**Exercise details**: Copy the data below exactly.
## Begin Material
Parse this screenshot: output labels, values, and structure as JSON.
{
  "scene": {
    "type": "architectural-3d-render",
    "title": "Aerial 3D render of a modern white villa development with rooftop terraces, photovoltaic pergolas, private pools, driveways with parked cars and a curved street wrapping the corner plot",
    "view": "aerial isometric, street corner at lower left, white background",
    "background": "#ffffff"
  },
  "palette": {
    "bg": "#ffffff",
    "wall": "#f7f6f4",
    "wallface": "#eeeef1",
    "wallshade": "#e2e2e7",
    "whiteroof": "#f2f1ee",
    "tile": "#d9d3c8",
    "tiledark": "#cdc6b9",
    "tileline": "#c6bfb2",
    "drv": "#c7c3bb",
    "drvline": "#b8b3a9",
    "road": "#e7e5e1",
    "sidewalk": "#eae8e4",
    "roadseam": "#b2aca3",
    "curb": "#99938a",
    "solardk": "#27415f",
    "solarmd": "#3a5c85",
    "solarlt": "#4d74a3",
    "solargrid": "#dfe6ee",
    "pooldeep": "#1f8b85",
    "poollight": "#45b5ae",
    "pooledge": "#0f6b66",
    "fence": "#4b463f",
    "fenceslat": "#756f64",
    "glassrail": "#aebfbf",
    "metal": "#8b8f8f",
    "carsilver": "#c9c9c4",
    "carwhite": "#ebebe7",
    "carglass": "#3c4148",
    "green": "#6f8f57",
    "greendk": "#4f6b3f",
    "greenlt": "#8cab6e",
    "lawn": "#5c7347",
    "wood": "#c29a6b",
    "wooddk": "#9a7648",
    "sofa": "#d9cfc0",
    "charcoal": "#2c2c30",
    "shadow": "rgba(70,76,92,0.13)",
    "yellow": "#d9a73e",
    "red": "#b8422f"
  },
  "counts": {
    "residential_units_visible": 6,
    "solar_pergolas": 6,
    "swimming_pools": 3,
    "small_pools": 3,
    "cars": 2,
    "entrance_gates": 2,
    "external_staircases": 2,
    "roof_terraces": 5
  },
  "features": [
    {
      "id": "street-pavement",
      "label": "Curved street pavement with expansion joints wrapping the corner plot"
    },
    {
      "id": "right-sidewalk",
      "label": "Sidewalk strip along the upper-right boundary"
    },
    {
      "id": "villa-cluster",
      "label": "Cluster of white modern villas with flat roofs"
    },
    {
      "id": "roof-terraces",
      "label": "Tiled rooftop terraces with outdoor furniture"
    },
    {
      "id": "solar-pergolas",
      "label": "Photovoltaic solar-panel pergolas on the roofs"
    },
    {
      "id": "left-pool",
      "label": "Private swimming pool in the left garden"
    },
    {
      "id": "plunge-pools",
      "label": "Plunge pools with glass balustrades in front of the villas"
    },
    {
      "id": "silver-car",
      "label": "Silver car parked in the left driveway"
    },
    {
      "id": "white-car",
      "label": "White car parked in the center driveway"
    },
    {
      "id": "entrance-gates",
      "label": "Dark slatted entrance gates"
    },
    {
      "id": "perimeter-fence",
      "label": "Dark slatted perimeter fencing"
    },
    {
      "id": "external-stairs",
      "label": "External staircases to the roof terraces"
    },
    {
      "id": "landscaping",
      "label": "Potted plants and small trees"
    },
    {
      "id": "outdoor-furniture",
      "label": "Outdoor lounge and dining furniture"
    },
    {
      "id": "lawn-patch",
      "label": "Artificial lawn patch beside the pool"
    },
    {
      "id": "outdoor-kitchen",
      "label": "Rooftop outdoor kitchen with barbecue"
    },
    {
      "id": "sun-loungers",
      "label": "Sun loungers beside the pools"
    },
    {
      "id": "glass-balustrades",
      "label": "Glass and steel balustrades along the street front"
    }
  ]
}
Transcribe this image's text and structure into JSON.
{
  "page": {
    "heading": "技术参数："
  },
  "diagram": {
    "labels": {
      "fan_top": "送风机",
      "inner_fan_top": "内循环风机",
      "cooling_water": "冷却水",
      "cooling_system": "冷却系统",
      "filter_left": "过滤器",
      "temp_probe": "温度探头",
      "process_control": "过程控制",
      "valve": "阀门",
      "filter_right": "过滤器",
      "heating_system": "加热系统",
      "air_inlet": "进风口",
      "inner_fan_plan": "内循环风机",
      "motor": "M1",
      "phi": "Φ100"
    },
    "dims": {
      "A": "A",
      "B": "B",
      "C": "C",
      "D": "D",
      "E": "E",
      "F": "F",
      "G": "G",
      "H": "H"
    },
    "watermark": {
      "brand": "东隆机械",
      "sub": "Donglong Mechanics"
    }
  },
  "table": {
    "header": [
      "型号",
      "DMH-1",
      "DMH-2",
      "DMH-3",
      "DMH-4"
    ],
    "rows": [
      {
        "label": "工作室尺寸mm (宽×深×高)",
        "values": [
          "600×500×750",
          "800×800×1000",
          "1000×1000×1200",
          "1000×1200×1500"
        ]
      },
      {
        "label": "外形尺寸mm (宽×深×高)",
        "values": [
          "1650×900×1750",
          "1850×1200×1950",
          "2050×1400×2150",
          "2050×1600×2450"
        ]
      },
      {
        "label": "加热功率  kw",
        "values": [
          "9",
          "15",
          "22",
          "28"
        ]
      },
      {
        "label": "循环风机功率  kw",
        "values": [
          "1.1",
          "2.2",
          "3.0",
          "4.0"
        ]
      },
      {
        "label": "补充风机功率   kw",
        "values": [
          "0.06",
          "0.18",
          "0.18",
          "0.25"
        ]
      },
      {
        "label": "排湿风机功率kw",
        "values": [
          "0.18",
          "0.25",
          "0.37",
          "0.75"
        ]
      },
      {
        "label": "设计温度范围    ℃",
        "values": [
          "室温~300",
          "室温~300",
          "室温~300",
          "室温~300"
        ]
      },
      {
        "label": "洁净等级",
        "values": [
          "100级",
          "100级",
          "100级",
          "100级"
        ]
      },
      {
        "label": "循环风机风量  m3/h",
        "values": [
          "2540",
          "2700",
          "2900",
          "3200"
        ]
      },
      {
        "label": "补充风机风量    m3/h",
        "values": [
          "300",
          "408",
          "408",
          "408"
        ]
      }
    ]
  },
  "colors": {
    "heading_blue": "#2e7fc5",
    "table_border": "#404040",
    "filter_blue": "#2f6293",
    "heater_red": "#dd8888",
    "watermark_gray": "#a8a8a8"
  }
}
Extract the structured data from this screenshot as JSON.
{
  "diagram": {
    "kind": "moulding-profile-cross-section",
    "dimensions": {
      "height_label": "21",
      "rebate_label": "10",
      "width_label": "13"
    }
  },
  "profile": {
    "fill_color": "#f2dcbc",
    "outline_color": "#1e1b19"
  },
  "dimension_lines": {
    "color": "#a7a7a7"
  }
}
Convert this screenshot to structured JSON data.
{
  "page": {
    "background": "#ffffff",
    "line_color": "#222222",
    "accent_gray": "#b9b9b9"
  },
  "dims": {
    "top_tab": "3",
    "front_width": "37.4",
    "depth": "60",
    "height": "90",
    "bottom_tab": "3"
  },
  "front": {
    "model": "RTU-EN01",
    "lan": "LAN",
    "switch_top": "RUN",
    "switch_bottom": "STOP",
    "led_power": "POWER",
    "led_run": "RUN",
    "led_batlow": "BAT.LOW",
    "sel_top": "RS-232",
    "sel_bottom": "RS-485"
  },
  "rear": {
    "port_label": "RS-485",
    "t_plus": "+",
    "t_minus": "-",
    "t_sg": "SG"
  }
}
## End Material
**Written response**:
Parse this screenshot: output labels, values, and structure as JSON.
{
  "scene": {
    "type": "architectural-3d-render",
    "title": "Aerial 3D render of a modern white villa development with rooftop terraces, photovoltaic pergolas, private pools, driveways with parked cars and a curved street wrapping the corner plot",
    "view": "aerial isometric, street corner at lower left, white background",
    "background": "#ffffff"
  },
  "palette": {
    "bg": "#ffffff",
    "wall": "#f7f6f4",
    "wallface": "#eeeef1",
    "wallshade": "#e2e2e7",
    "whiteroof": "#f2f1ee",
    "tile": "#d9d3c8",
    "tiledark": "#cdc6b9",
    "tileline": "#c6bfb2",
    "drv": "#c7c3bb",
    "drvline": "#b8b3a9",
    "road": "#e7e5e1",
    "sidewalk": "#eae8e4",
    "roadseam": "#b2aca3",
    "curb": "#99938a",
    "solardk": "#27415f",
    "solarmd": "#3a5c85",
    "solarlt": "#4d74a3",
    "solargrid": "#dfe6ee",
    "pooldeep": "#1f8b85",
    "poollight": "#45b5ae",
    "pooledge": "#0f6b66",
    "fence": "#4b463f",
    "fenceslat": "#756f64",
    "glassrail": "#aebfbf",
    "metal": "#8b8f8f",
    "carsilver": "#c9c9c4",
    "carwhite": "#ebebe7",
    "carglass": "#3c4148",
    "green": "#6f8f57",
    "greendk": "#4f6b3f",
    "greenlt": "#8cab6e",
    "lawn": "#5c7347",
    "wood": "#c29a6b",
    "wooddk": "#9a7648",
    "sofa": "#d9cfc0",
    "charcoal": "#2c2c30",
    "shadow": "rgba(70,76,92,0.13)",
    "yellow": "#d9a73e",
    "red": "#b8422f"
  },
  "counts": {
    "residential_units_visible": 6,
    "solar_pergolas": 6,
    "swimming_pools": 3,
    "small_pools": 3,
    "cars": 2,
    "entrance_gates": 2,
    "external_staircases": 2,
    "roof_terraces": 5
  },
  "features": [
    {
      "id": "street-pavement",
      "label": "Curved street pavement with expansion joints wrapping the corner plot"
    },
    {
      "id": "right-sidewalk",
      "label": "Sidewalk strip along the upper-right boundary"
    },
    {
      "id": "villa-cluster",
      "label": "Cluster of white modern villas with flat roofs"
    },
    {
      "id": "roof-terraces",
      "label": "Tiled rooftop terraces with outdoor furniture"
    },
    {
      "id": "solar-pergolas",
      "label": "Photovoltaic solar-panel pergolas on the roofs"
    },
    {
      "id": "left-pool",
      "label": "Private swimming pool in the left garden"
    },
    {
      "id": "plunge-pools",
      "label": "Plunge pools with glass balustrades in front of the villas"
    },
    {
      "id": "silver-car",
      "label": "Silver car parked in the left driveway"
    },
    {
      "id": "white-car",
      "label": "White car parked in the center driveway"
    },
    {
      "id": "entrance-gates",
      "label": "Dark slatted entrance gates"
    },
    {
      "id": "perimeter-fence",
      "label": "Dark slatted perimeter fencing"
    },
    {
      "id": "external-stairs",
      "label": "External staircases to the roof terraces"
    },
    {
      "id": "landscaping",
      "label": "Potted plants and small trees"
    },
    {
      "id": "outdoor-furniture",
      "label": "Outdoor lounge and dining furniture"
    },
    {
      "id": "lawn-patch",
      "label": "Artificial lawn patch beside the pool"
    },
    {
      "id": "outdoor-kitchen",
      "label": "Rooftop outdoor kitchen with barbecue"
    },
    {
      "id": "sun-loungers",
      "label": "Sun loungers beside the pools"
    },
    {
      "id": "glass-balustrades",
      "label": "Glass and steel balustrades along the street front"
    }
  ]
}
Transcribe this image's text and structure into JSON.
{
  "page": {
    "heading": "技术参数："
  },
  "diagram": {
    "labels": {
      "fan_top": "送风机",
      "inner_fan_top": "内循环风机",
      "cooling_water": "冷却水",
      "cooling_system": "冷却系统",
      "filter_left": "过滤器",
      "temp_probe": "温度探头",
      "process_control": "过程控制",
      "valve": "阀门",
      "filter_right": "过滤器",
      "heating_system": "加热系统",
      "air_inlet": "进风口",
      "inner_fan_plan": "内循环风机",
      "motor": "M1",
      "phi": "Φ100"
    },
    "dims": {
      "A": "A",
      "B": "B",
      "C": "C",
      "D": "D",
      "E": "E",
      "F": "F",
      "G": "G",
      "H": "H"
    },
    "watermark": {
      "brand": "东隆机械",
      "sub": "Donglong Mechanics"
    }
  },
  "table": {
    "header": [
      "型号",
      "DMH-1",
      "DMH-2",
      "DMH-3",
      "DMH-4"
    ],
    "rows": [
      {
        "label": "工作室尺寸mm (宽×深×高)",
        "values": [
          "600×500×750",
          "800×800×1000",
          "1000×1000×1200",
          "1000×1200×1500"
        ]
      },
      {
        "label": "外形尺寸mm (宽×深×高)",
        "values": [
          "1650×900×1750",
          "1850×1200×1950",
          "2050×1400×2150",
          "2050×1600×2450"
        ]
      },
      {
        "label": "加热功率  kw",
        "values": [
          "9",
          "15",
          "22",
          "28"
        ]
      },
      {
        "label": "循环风机功率  kw",
        "values": [
          "1.1",
          "2.2",
          "3.0",
          "4.0"
        ]
      },
      {
        "label": "补充风机功率   kw",
        "values": [
          "0.06",
          "0.18",
          "0.18",
          "0.25"
        ]
      },
      {
        "label": "排湿风机功率kw",
        "values": [
          "0.18",
          "0.25",
          "0.37",
          "0.75"
        ]
      },
      {
        "label": "设计温度范围    ℃",
        "values": [
          "室温~300",
          "室温~300",
          "室温~300",
          "室温~300"
        ]
      },
      {
        "label": "洁净等级",
        "values": [
          "100级",
          "100级",
          "100级",
          "100级"
        ]
      },
      {
        "label": "循环风机风量  m3/h",
        "values": [
          "2540",
          "2700",
          "2900",
          "3200"
        ]
      },
      {
        "label": "补充风机风量    m3/h",
        "values": [
          "300",
          "408",
          "408",
          "408"
        ]
      }
    ]
  },
  "colors": {
    "heading_blue": "#2e7fc5",
    "table_border": "#404040",
    "filter_blue": "#2f6293",
    "heater_red": "#dd8888",
    "watermark_gray": "#a8a8a8"
  }
}
Extract the structured data from this screenshot as JSON.
{
  "diagram": {
    "kind": "moulding-profile-cross-section",
    "dimensions": {
      "height_label": "21",
      "rebate_label": "10",
      "width_label": "13"
    }
  },
  "profile": {
    "fill_color": "#f2dcbc",
    "outline_color": "#1e1b19"
  },
  "dimension_lines": {
    "color": "#a7a7a7"
  }
}
Convert this screenshot to structured JSON data.
{
  "page": {
    "background": "#ffffff",
    "line_color": "#222222",
    "accent_gray": "#b9b9b9"
  },
  "dims": {
    "top_tab": "3",
    "front_width": "37.4",
    "depth": "60",
    "height": "90",
    "bottom_tab": "3"
  },
  "front": {
    "model": "RTU-EN01",
    "lan": "LAN",
    "switch_top": "RUN",
    "switch_bottom": "STOP",
    "led_power": "POWER",
    "led_run": "RUN",
    "led_batlow": "BAT.LOW",
    "sel_top": "RS-232",
    "sel_bottom": "RS-485"
  },
  "rear": {
    "port_label": "RS-485",
    "t_plus": "+",
    "t_minus": "-",
    "t_sg": "SG"
  }
}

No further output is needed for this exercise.